Read through the data and report every line in which the word "this" occurs.

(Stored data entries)
========================================

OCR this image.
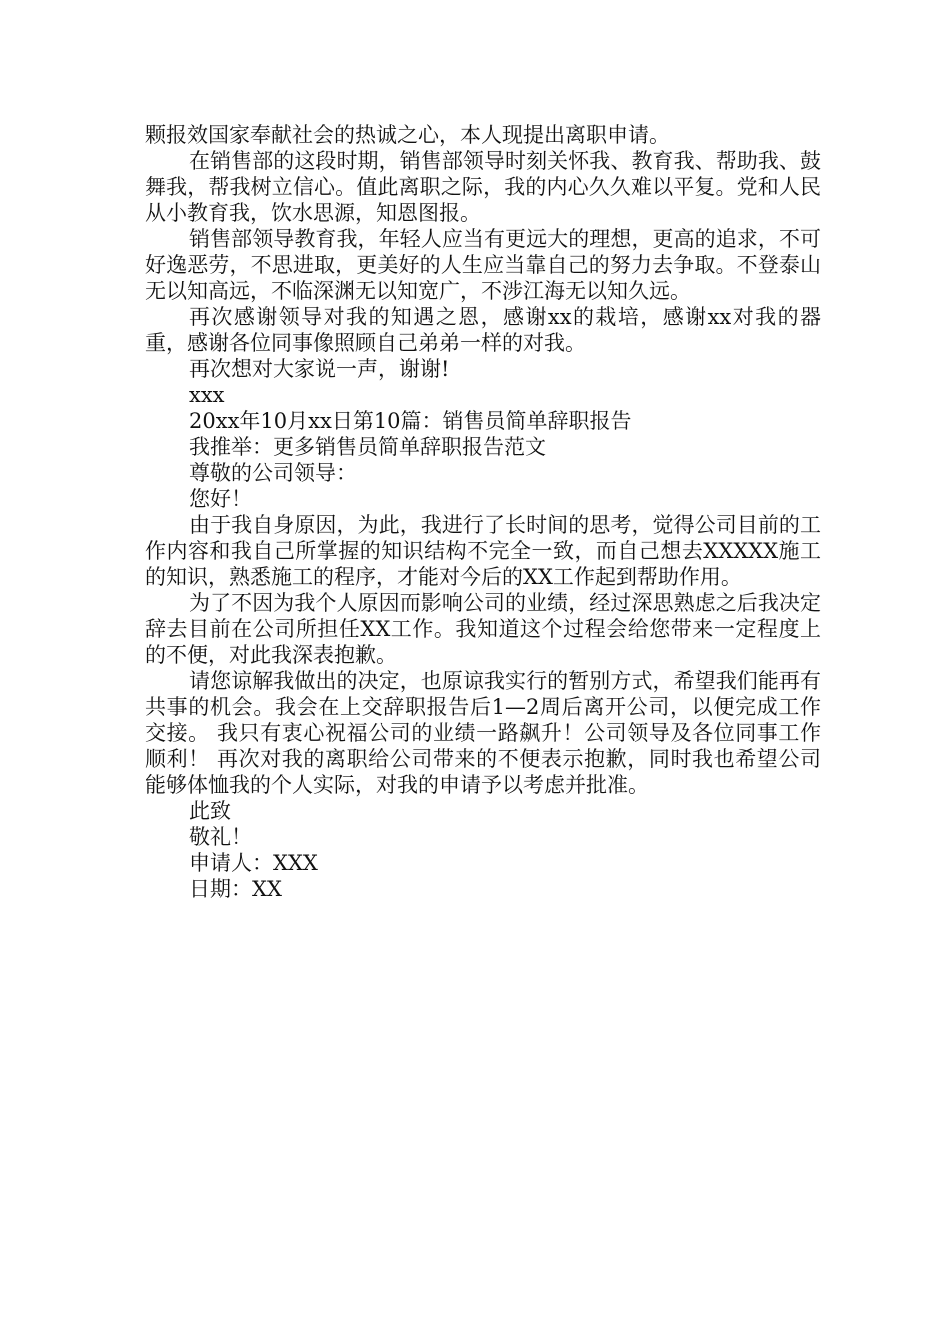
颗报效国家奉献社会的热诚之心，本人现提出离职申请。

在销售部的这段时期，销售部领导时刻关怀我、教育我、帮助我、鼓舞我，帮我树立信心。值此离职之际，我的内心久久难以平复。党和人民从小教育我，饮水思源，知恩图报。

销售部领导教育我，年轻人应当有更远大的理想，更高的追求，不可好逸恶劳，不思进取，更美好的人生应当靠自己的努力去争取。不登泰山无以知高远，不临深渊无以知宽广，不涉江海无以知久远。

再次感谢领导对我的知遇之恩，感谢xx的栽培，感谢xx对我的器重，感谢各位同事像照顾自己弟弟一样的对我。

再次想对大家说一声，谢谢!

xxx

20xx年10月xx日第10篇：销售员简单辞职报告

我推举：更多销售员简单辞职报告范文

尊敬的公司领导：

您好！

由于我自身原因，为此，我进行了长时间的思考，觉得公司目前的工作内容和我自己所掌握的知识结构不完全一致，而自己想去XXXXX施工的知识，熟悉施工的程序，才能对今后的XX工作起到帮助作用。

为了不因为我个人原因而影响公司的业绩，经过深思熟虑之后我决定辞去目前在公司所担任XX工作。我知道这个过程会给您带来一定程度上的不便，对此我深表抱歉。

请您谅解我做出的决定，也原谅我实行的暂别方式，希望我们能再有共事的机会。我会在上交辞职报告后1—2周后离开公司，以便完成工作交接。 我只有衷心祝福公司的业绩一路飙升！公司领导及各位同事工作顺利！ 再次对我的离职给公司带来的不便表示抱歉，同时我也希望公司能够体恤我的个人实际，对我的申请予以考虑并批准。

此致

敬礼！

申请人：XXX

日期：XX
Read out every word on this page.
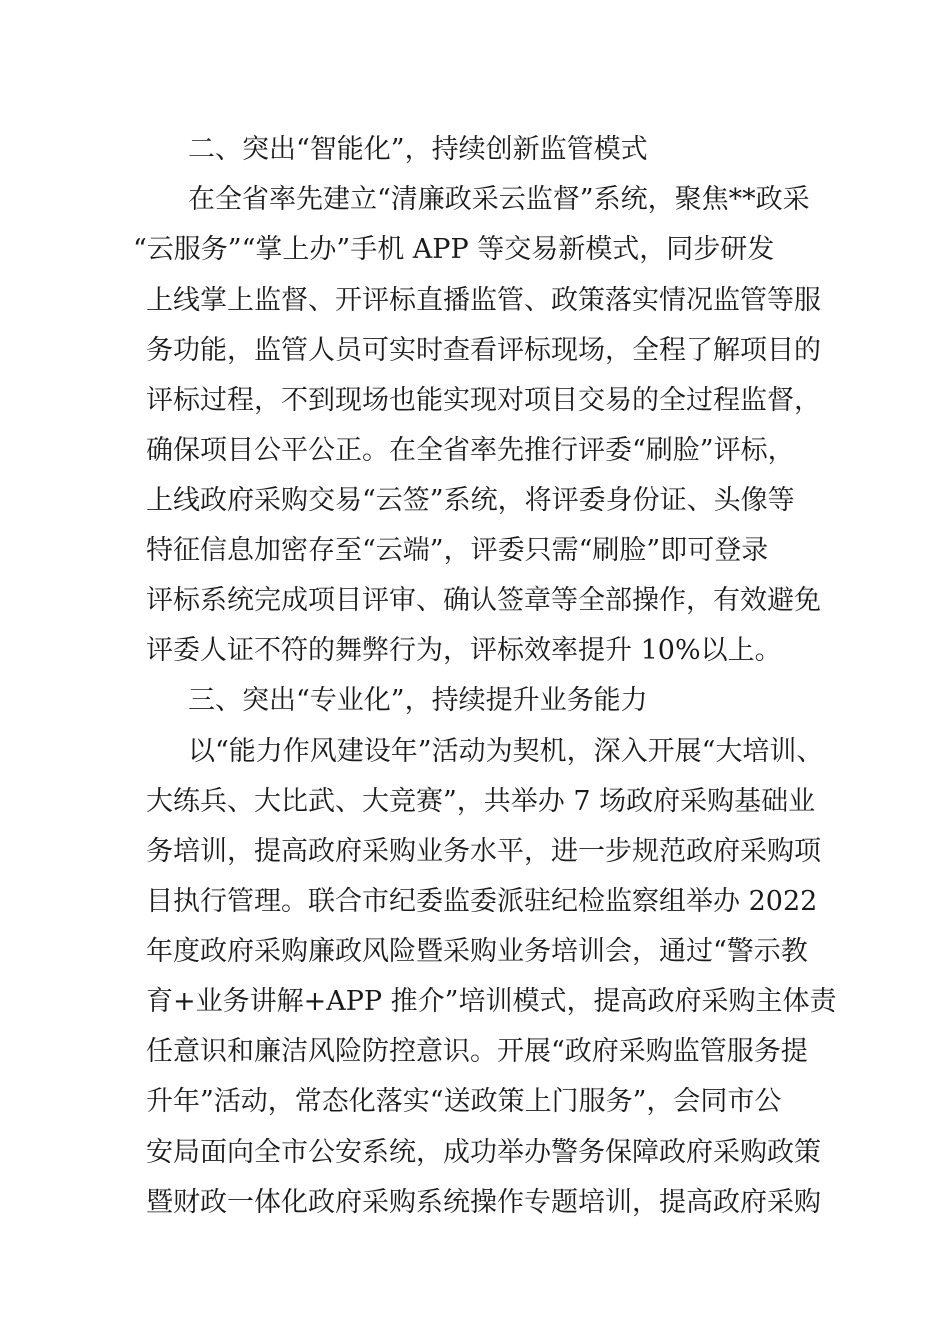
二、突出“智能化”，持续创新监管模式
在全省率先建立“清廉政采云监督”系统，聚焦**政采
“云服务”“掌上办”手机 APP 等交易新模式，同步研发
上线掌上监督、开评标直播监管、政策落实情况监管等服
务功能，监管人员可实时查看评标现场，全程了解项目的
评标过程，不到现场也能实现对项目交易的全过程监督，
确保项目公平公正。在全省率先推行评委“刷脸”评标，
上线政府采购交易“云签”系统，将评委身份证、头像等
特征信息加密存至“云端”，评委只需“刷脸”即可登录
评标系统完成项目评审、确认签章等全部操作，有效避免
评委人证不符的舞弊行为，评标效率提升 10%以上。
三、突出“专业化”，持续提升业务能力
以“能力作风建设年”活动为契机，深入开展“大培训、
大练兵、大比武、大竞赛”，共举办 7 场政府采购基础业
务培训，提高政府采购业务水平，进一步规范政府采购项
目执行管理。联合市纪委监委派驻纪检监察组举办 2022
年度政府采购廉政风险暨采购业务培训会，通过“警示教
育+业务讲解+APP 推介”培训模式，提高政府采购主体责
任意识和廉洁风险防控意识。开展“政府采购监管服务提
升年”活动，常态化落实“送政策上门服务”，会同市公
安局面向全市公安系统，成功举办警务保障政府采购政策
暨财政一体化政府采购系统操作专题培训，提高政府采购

========================================

▶ **SOLUTION TO THE EXERCISE**:
OCR this image.
Read out every word on this page.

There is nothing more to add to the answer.